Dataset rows
◇ ◇ ◇ ◇ ◇ ◇ ◇
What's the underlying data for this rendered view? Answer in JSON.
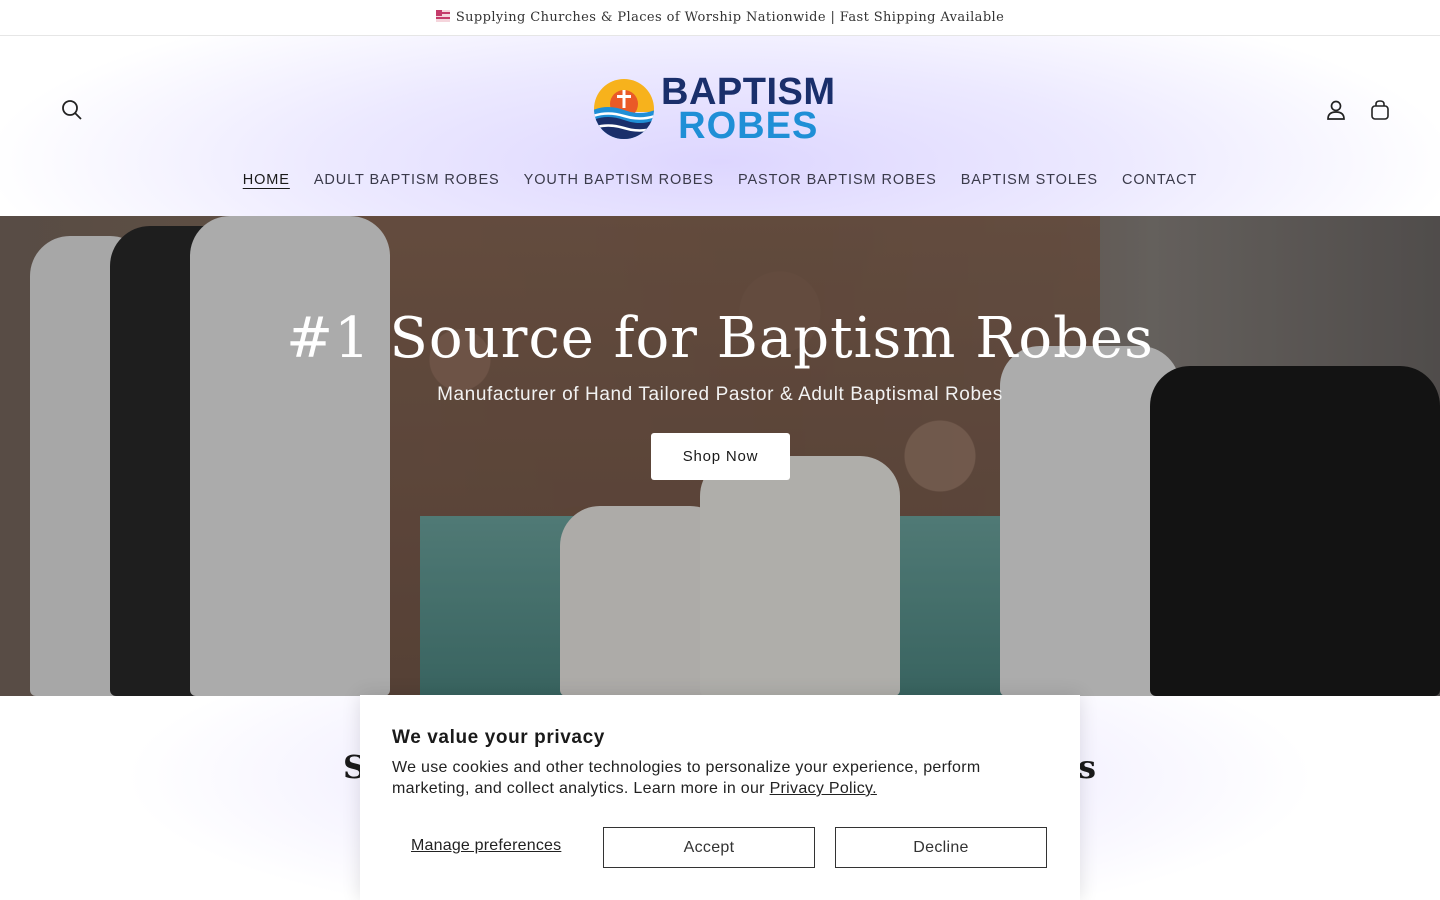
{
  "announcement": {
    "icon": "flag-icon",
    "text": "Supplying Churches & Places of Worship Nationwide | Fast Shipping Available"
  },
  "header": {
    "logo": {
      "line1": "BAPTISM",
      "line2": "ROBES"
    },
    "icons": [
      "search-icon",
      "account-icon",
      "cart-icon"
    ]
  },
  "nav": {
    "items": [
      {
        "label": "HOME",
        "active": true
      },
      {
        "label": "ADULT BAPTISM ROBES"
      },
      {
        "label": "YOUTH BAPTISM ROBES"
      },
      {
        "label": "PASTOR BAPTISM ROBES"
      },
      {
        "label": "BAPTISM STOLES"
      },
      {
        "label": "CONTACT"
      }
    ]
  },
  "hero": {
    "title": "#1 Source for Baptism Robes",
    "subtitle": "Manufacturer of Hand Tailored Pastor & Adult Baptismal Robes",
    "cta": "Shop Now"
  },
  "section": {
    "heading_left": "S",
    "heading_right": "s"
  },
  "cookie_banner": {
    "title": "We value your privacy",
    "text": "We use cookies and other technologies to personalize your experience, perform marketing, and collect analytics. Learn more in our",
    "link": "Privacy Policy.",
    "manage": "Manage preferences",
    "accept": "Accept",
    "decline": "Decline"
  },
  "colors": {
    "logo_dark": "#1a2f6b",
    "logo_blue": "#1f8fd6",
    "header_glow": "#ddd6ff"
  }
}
◇ ◇ ◇ ◇ ◇ ◇ ◇
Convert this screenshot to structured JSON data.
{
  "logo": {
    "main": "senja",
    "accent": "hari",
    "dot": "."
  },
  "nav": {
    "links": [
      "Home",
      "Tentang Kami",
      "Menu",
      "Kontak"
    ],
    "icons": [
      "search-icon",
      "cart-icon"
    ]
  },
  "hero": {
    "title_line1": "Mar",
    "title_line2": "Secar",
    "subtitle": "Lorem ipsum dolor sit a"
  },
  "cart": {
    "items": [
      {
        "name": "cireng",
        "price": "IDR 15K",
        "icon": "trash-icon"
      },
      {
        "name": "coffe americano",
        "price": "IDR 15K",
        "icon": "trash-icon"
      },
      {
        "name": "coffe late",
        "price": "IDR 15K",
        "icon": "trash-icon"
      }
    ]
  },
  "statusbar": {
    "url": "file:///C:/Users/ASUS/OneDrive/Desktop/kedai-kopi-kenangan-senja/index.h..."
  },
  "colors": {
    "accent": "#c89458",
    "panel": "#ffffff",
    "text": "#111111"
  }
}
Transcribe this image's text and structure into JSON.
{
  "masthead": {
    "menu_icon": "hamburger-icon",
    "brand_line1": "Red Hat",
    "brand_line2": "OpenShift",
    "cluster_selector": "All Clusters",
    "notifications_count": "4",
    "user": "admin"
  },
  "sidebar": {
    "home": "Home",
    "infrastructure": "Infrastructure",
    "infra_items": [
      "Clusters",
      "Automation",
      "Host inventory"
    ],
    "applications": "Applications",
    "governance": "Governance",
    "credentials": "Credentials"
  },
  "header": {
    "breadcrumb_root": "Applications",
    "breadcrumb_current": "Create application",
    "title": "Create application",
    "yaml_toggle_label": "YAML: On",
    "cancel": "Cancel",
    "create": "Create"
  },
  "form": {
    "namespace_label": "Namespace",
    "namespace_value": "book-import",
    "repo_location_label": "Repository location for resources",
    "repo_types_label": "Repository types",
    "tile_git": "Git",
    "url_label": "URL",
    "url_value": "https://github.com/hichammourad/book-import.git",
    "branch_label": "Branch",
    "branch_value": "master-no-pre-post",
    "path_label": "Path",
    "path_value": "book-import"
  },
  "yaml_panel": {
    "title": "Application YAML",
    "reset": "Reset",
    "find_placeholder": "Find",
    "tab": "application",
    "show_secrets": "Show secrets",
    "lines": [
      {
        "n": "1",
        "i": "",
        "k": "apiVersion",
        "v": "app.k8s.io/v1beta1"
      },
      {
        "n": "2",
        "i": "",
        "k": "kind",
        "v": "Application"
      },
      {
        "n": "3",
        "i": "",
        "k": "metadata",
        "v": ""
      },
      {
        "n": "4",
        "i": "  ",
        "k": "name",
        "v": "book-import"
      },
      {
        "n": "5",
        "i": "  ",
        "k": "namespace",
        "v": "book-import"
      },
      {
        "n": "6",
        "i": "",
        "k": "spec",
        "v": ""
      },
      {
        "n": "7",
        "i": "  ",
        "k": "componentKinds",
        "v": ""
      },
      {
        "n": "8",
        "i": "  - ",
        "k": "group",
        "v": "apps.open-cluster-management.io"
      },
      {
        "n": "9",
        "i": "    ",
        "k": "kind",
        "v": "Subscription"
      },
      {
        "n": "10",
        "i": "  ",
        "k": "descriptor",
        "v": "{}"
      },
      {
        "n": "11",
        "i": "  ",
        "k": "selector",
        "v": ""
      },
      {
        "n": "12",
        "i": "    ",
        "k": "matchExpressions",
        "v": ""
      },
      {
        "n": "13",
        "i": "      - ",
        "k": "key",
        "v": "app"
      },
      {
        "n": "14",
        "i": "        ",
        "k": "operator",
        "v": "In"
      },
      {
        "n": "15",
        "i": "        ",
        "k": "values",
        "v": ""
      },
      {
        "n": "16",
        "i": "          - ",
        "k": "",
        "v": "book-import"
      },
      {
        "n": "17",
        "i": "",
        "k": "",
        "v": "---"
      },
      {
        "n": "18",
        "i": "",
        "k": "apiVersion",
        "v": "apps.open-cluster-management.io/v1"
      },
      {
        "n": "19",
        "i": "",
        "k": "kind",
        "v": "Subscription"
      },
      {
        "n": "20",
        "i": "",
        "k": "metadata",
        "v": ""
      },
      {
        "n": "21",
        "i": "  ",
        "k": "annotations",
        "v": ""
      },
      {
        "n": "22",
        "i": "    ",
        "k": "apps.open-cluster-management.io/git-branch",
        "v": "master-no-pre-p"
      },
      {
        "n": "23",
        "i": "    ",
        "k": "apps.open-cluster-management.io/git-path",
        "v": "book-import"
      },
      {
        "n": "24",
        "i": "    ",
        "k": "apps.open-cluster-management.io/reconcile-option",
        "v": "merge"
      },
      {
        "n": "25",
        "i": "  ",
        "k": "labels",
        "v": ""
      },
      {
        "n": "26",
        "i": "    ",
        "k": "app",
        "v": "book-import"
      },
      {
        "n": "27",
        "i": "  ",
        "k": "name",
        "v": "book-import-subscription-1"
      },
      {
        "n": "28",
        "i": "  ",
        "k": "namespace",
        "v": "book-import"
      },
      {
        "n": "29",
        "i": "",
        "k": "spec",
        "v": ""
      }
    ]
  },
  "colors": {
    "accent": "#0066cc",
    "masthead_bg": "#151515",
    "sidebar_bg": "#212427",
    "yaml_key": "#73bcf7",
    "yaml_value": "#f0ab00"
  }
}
◇ ◇ ◇ ◇ ◇ ◇ ◇
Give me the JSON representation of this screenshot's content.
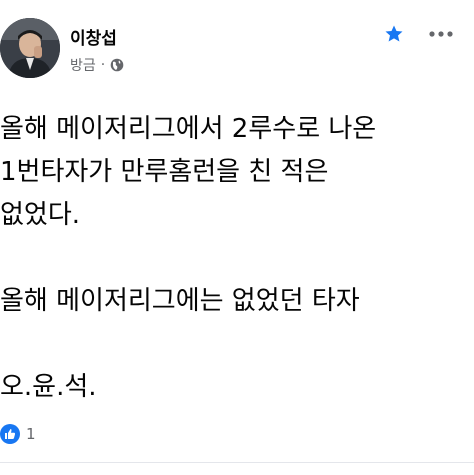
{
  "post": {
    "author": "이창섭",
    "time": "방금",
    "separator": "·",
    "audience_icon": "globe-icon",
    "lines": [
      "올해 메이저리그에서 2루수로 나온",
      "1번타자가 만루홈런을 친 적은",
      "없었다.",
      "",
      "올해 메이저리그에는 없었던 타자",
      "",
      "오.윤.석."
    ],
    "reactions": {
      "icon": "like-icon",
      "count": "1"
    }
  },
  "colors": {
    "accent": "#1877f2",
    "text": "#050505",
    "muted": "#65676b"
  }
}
◇ ◇ ◇ ◇ ◇ ◇ ◇
■ **Direction**: Read the entries and select each line where the word "Create" is found.

■ **In response**:
    "breadcrumb_current": "Create application",
    "title": "Create application",
    "create": "Create"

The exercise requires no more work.